(Records from a dataset)
-*-
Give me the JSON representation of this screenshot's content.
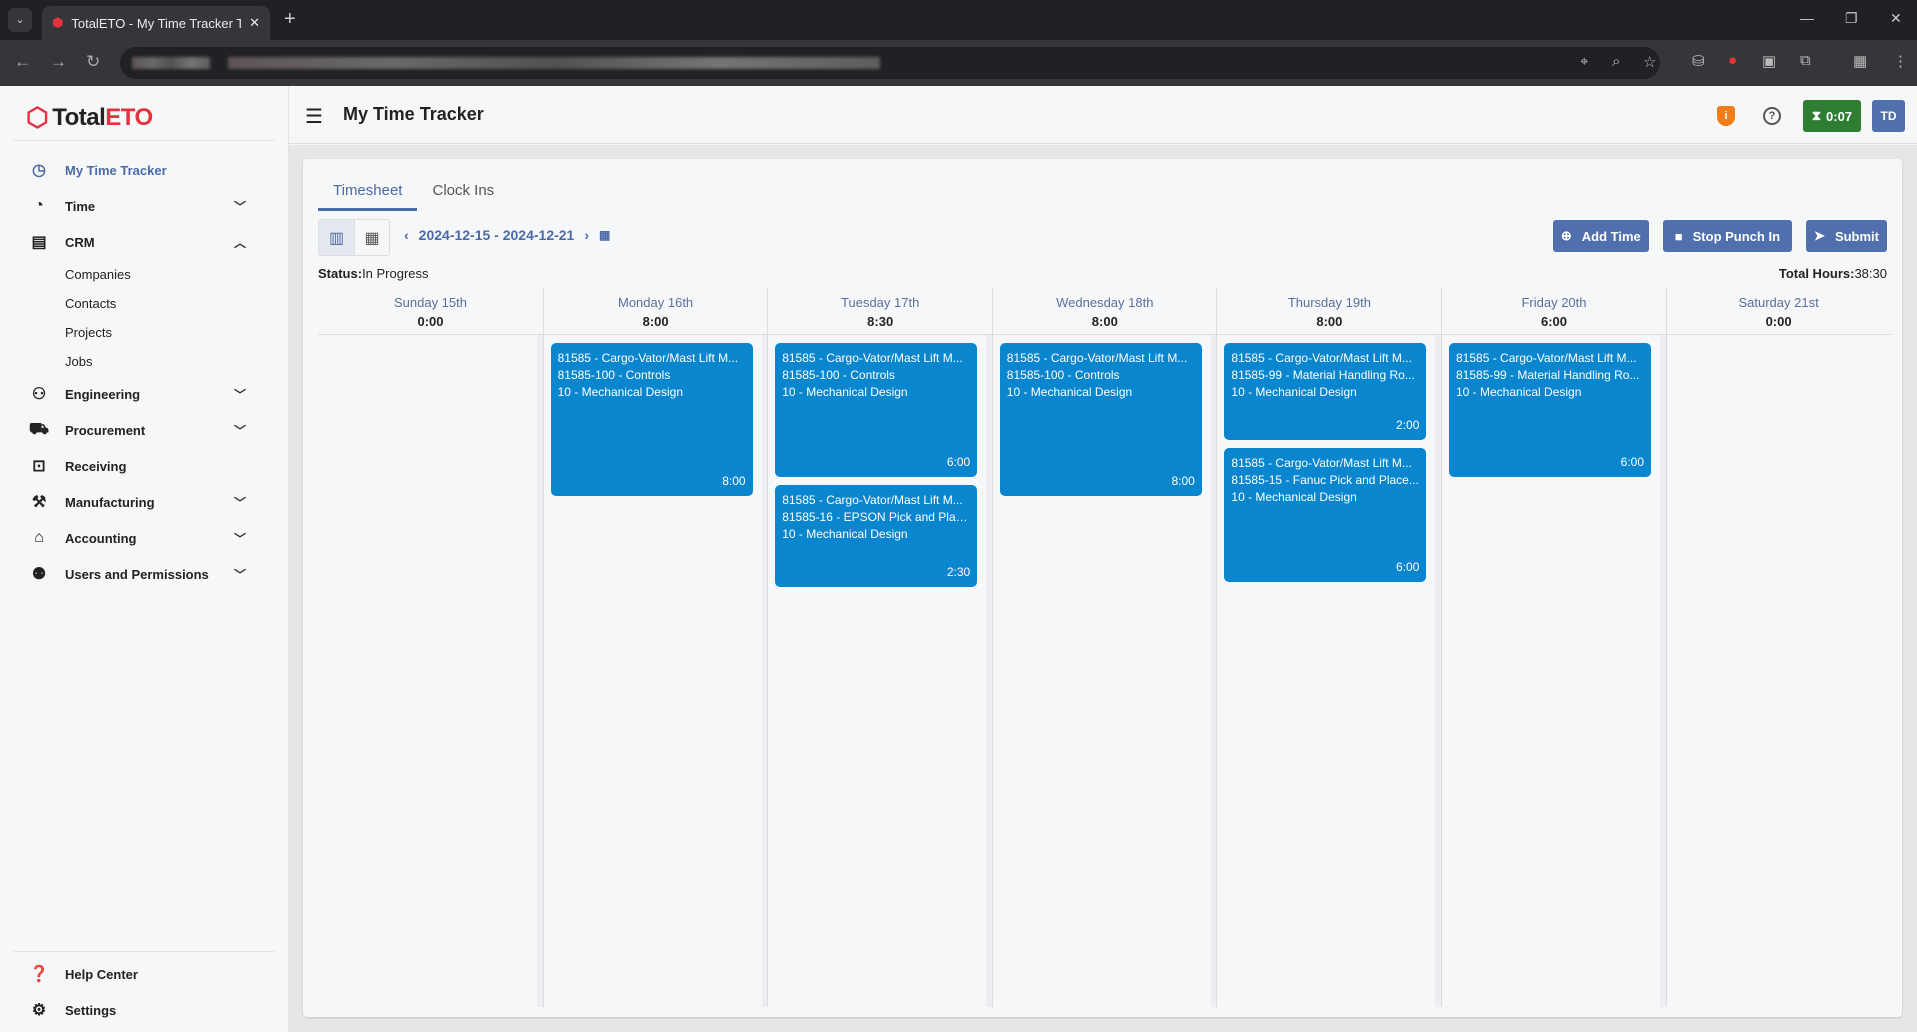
{
  "browser": {
    "tab_title": "TotalETO - My Time Tracker Timesheet",
    "new_tab": "+",
    "close": "✕"
  },
  "app": {
    "logo_a": "Total",
    "logo_b": "ETO",
    "page_title": "My Time Tracker",
    "timer": "0:07",
    "avatar": "TD"
  },
  "sidebar": {
    "items": [
      {
        "label": "My Time Tracker",
        "icon": "clock-icon",
        "active": true
      },
      {
        "label": "Time",
        "icon": "clock-plus-icon",
        "chevron": "down"
      },
      {
        "label": "CRM",
        "icon": "building-users-icon",
        "chevron": "up",
        "children": [
          "Companies",
          "Contacts",
          "Projects",
          "Jobs"
        ]
      },
      {
        "label": "Engineering",
        "icon": "engineer-icon",
        "chevron": "down"
      },
      {
        "label": "Procurement",
        "icon": "cart-icon",
        "chevron": "down"
      },
      {
        "label": "Receiving",
        "icon": "inbox-icon"
      },
      {
        "label": "Manufacturing",
        "icon": "robot-arm-icon",
        "chevron": "down"
      },
      {
        "label": "Accounting",
        "icon": "bank-icon",
        "chevron": "down"
      },
      {
        "label": "Users and Permissions",
        "icon": "users-icon",
        "chevron": "down"
      }
    ],
    "bottom": [
      {
        "label": "Help Center",
        "icon": "help-box-icon"
      },
      {
        "label": "Settings",
        "icon": "gear-icon"
      }
    ]
  },
  "tabs": [
    {
      "label": "Timesheet",
      "selected": true
    },
    {
      "label": "Clock Ins"
    }
  ],
  "toolbar": {
    "range": "2024-12-15 - 2024-12-21",
    "add_time": "Add Time",
    "stop_punch": "Stop Punch In",
    "submit": "Submit"
  },
  "status": {
    "label": "Status:",
    "value": "In Progress"
  },
  "total": {
    "label": "Total Hours:",
    "value": "38:30"
  },
  "days": [
    {
      "name": "Sunday 15th",
      "total": "0:00",
      "entries": []
    },
    {
      "name": "Monday 16th",
      "total": "8:00",
      "entries": [
        {
          "project": "81585 - Cargo-Vator/Mast Lift M...",
          "job": "81585-100 - Controls",
          "task": "10 - Mechanical Design",
          "duration": "8:00",
          "hours": 8
        }
      ]
    },
    {
      "name": "Tuesday 17th",
      "total": "8:30",
      "entries": [
        {
          "project": "81585 - Cargo-Vator/Mast Lift M...",
          "job": "81585-100 - Controls",
          "task": "10 - Mechanical Design",
          "duration": "6:00",
          "hours": 6
        },
        {
          "project": "81585 - Cargo-Vator/Mast Lift M...",
          "job": "81585-16 - EPSON Pick and Plac...",
          "task": "10 - Mechanical Design",
          "duration": "2:30",
          "hours": 2.5
        }
      ]
    },
    {
      "name": "Wednesday 18th",
      "total": "8:00",
      "entries": [
        {
          "project": "81585 - Cargo-Vator/Mast Lift M...",
          "job": "81585-100 - Controls",
          "task": "10 - Mechanical Design",
          "duration": "8:00",
          "hours": 8
        }
      ]
    },
    {
      "name": "Thursday 19th",
      "total": "8:00",
      "entries": [
        {
          "project": "81585 - Cargo-Vator/Mast Lift M...",
          "job": "81585-99 - Material Handling Ro...",
          "task": "10 - Mechanical Design",
          "duration": "2:00",
          "hours": 2
        },
        {
          "project": "81585 - Cargo-Vator/Mast Lift M...",
          "job": "81585-15 - Fanuc Pick and Place...",
          "task": "10 - Mechanical Design",
          "duration": "6:00",
          "hours": 6
        }
      ]
    },
    {
      "name": "Friday 20th",
      "total": "6:00",
      "entries": [
        {
          "project": "81585 - Cargo-Vator/Mast Lift M...",
          "job": "81585-99 - Material Handling Ro...",
          "task": "10 - Mechanical Design",
          "duration": "6:00",
          "hours": 6
        }
      ]
    },
    {
      "name": "Saturday 21st",
      "total": "0:00",
      "entries": []
    }
  ],
  "colors": {
    "accent": "#4f6fad",
    "event": "#0a86cf",
    "timer": "#2e7d32",
    "brand": "#e5323f"
  }
}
-*-
TASK STATEMENT
Exclude all images and restate the records above word for word.

EXPECTED OUTPUT
Give me the JSON representation of this screenshot's content.
{
  "browser": {
    "tab_title": "TotalETO - My Time Tracker Timesheet",
    "new_tab": "+",
    "close": "✕"
  },
  "app": {
    "logo_a": "Total",
    "logo_b": "ETO",
    "page_title": "My Time Tracker",
    "timer": "0:07",
    "avatar": "TD"
  },
  "sidebar": {
    "items": [
      {
        "label": "My Time Tracker",
        "icon": "clock-icon",
        "active": true
      },
      {
        "label": "Time",
        "icon": "clock-plus-icon",
        "chevron": "down"
      },
      {
        "label": "CRM",
        "icon": "building-users-icon",
        "chevron": "up",
        "children": [
          "Companies",
          "Contacts",
          "Projects",
          "Jobs"
        ]
      },
      {
        "label": "Engineering",
        "icon": "engineer-icon",
        "chevron": "down"
      },
      {
        "label": "Procurement",
        "icon": "cart-icon",
        "chevron": "down"
      },
      {
        "label": "Receiving",
        "icon": "inbox-icon"
      },
      {
        "label": "Manufacturing",
        "icon": "robot-arm-icon",
        "chevron": "down"
      },
      {
        "label": "Accounting",
        "icon": "bank-icon",
        "chevron": "down"
      },
      {
        "label": "Users and Permissions",
        "icon": "users-icon",
        "chevron": "down"
      }
    ],
    "bottom": [
      {
        "label": "Help Center",
        "icon": "help-box-icon"
      },
      {
        "label": "Settings",
        "icon": "gear-icon"
      }
    ]
  },
  "tabs": [
    {
      "label": "Timesheet",
      "selected": true
    },
    {
      "label": "Clock Ins"
    }
  ],
  "toolbar": {
    "range": "2024-12-15 - 2024-12-21",
    "add_time": "Add Time",
    "stop_punch": "Stop Punch In",
    "submit": "Submit"
  },
  "status": {
    "label": "Status:",
    "value": "In Progress"
  },
  "total": {
    "label": "Total Hours:",
    "value": "38:30"
  },
  "days": [
    {
      "name": "Sunday 15th",
      "total": "0:00",
      "entries": []
    },
    {
      "name": "Monday 16th",
      "total": "8:00",
      "entries": [
        {
          "project": "81585 - Cargo-Vator/Mast Lift M...",
          "job": "81585-100 - Controls",
          "task": "10 - Mechanical Design",
          "duration": "8:00",
          "hours": 8
        }
      ]
    },
    {
      "name": "Tuesday 17th",
      "total": "8:30",
      "entries": [
        {
          "project": "81585 - Cargo-Vator/Mast Lift M...",
          "job": "81585-100 - Controls",
          "task": "10 - Mechanical Design",
          "duration": "6:00",
          "hours": 6
        },
        {
          "project": "81585 - Cargo-Vator/Mast Lift M...",
          "job": "81585-16 - EPSON Pick and Plac...",
          "task": "10 - Mechanical Design",
          "duration": "2:30",
          "hours": 2.5
        }
      ]
    },
    {
      "name": "Wednesday 18th",
      "total": "8:00",
      "entries": [
        {
          "project": "81585 - Cargo-Vator/Mast Lift M...",
          "job": "81585-100 - Controls",
          "task": "10 - Mechanical Design",
          "duration": "8:00",
          "hours": 8
        }
      ]
    },
    {
      "name": "Thursday 19th",
      "total": "8:00",
      "entries": [
        {
          "project": "81585 - Cargo-Vator/Mast Lift M...",
          "job": "81585-99 - Material Handling Ro...",
          "task": "10 - Mechanical Design",
          "duration": "2:00",
          "hours": 2
        },
        {
          "project": "81585 - Cargo-Vator/Mast Lift M...",
          "job": "81585-15 - Fanuc Pick and Place...",
          "task": "10 - Mechanical Design",
          "duration": "6:00",
          "hours": 6
        }
      ]
    },
    {
      "name": "Friday 20th",
      "total": "6:00",
      "entries": [
        {
          "project": "81585 - Cargo-Vator/Mast Lift M...",
          "job": "81585-99 - Material Handling Ro...",
          "task": "10 - Mechanical Design",
          "duration": "6:00",
          "hours": 6
        }
      ]
    },
    {
      "name": "Saturday 21st",
      "total": "0:00",
      "entries": []
    }
  ],
  "colors": {
    "accent": "#4f6fad",
    "event": "#0a86cf",
    "timer": "#2e7d32",
    "brand": "#e5323f"
  }
}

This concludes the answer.